▶ What is being asked
Render the lines that follow as a JSON list of strings, one string per line, leaving out any blank lines.

^^^^^^^^

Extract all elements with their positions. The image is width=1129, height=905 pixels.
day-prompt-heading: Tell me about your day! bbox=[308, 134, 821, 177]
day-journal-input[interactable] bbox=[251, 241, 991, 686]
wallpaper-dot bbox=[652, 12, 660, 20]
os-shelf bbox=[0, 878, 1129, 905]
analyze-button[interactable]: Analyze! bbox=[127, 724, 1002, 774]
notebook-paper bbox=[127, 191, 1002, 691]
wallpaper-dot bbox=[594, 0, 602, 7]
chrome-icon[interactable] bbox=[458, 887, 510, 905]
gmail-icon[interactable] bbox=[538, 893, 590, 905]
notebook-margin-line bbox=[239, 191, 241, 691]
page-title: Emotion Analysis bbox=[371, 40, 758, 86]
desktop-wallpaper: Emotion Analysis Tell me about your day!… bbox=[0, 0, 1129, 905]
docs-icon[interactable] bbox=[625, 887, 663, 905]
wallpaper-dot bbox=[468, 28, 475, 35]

^^^^^^^^

▶ Reply
[
  "Extract all elements with their positions. The image is width=1129, height=905 pixels.",
  "day-prompt-heading: Tell me about your day! bbox=[308, 134, 821, 177]",
  "day-journal-input[interactable] bbox=[251, 241, 991, 686]",
  "wallpaper-dot bbox=[652, 12, 660, 20]",
  "os-shelf bbox=[0, 878, 1129, 905]",
  "analyze-button[interactable]: Analyze! bbox=[127, 724, 1002, 774]",
  "notebook-paper bbox=[127, 191, 1002, 691]",
  "wallpaper-dot bbox=[594, 0, 602, 7]",
  "chrome-icon[interactable] bbox=[458, 887, 510, 905]",
  "gmail-icon[interactable] bbox=[538, 893, 590, 905]",
  "notebook-margin-line bbox=[239, 191, 241, 691]",
  "page-title: Emotion Analysis bbox=[371, 40, 758, 86]",
  "desktop-wallpaper: Emotion Analysis Tell me about your day!… bbox=[0, 0, 1129, 905]",
  "docs-icon[interactable] bbox=[625, 887, 663, 905]",
  "wallpaper-dot bbox=[468, 28, 475, 35]"
]